»»
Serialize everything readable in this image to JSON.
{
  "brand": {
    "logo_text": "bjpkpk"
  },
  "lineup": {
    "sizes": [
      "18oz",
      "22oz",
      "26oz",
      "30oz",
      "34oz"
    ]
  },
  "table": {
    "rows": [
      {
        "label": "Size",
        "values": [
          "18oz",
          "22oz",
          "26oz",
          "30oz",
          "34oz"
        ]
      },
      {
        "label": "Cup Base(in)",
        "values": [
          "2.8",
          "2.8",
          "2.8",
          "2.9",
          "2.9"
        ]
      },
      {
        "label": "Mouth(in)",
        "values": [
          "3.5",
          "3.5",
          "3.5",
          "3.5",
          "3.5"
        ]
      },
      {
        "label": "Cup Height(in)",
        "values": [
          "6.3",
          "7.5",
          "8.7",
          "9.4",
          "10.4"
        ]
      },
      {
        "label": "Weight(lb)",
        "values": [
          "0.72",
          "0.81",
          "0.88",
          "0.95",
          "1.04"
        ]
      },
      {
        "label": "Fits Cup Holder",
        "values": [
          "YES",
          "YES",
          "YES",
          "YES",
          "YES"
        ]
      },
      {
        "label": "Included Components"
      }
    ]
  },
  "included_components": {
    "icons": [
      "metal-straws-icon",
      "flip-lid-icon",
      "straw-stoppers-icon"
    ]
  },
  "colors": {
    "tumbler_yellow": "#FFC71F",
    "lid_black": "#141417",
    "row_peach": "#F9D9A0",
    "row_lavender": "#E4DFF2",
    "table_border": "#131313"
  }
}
««
* **CHALLENGE**
Repeat the material from above exactly, word for word.

* **FINISHED EXERCISE**
Serialize everything readable in this image to JSON.
{
  "brand": {
    "logo_text": "bjpkpk"
  },
  "lineup": {
    "sizes": [
      "18oz",
      "22oz",
      "26oz",
      "30oz",
      "34oz"
    ]
  },
  "table": {
    "rows": [
      {
        "label": "Size",
        "values": [
          "18oz",
          "22oz",
          "26oz",
          "30oz",
          "34oz"
        ]
      },
      {
        "label": "Cup Base(in)",
        "values": [
          "2.8",
          "2.8",
          "2.8",
          "2.9",
          "2.9"
        ]
      },
      {
        "label": "Mouth(in)",
        "values": [
          "3.5",
          "3.5",
          "3.5",
          "3.5",
          "3.5"
        ]
      },
      {
        "label": "Cup Height(in)",
        "values": [
          "6.3",
          "7.5",
          "8.7",
          "9.4",
          "10.4"
        ]
      },
      {
        "label": "Weight(lb)",
        "values": [
          "0.72",
          "0.81",
          "0.88",
          "0.95",
          "1.04"
        ]
      },
      {
        "label": "Fits Cup Holder",
        "values": [
          "YES",
          "YES",
          "YES",
          "YES",
          "YES"
        ]
      },
      {
        "label": "Included Components"
      }
    ]
  },
  "included_components": {
    "icons": [
      "metal-straws-icon",
      "flip-lid-icon",
      "straw-stoppers-icon"
    ]
  },
  "colors": {
    "tumbler_yellow": "#FFC71F",
    "lid_black": "#141417",
    "row_peach": "#F9D9A0",
    "row_lavender": "#E4DFF2",
    "table_border": "#131313"
  }
}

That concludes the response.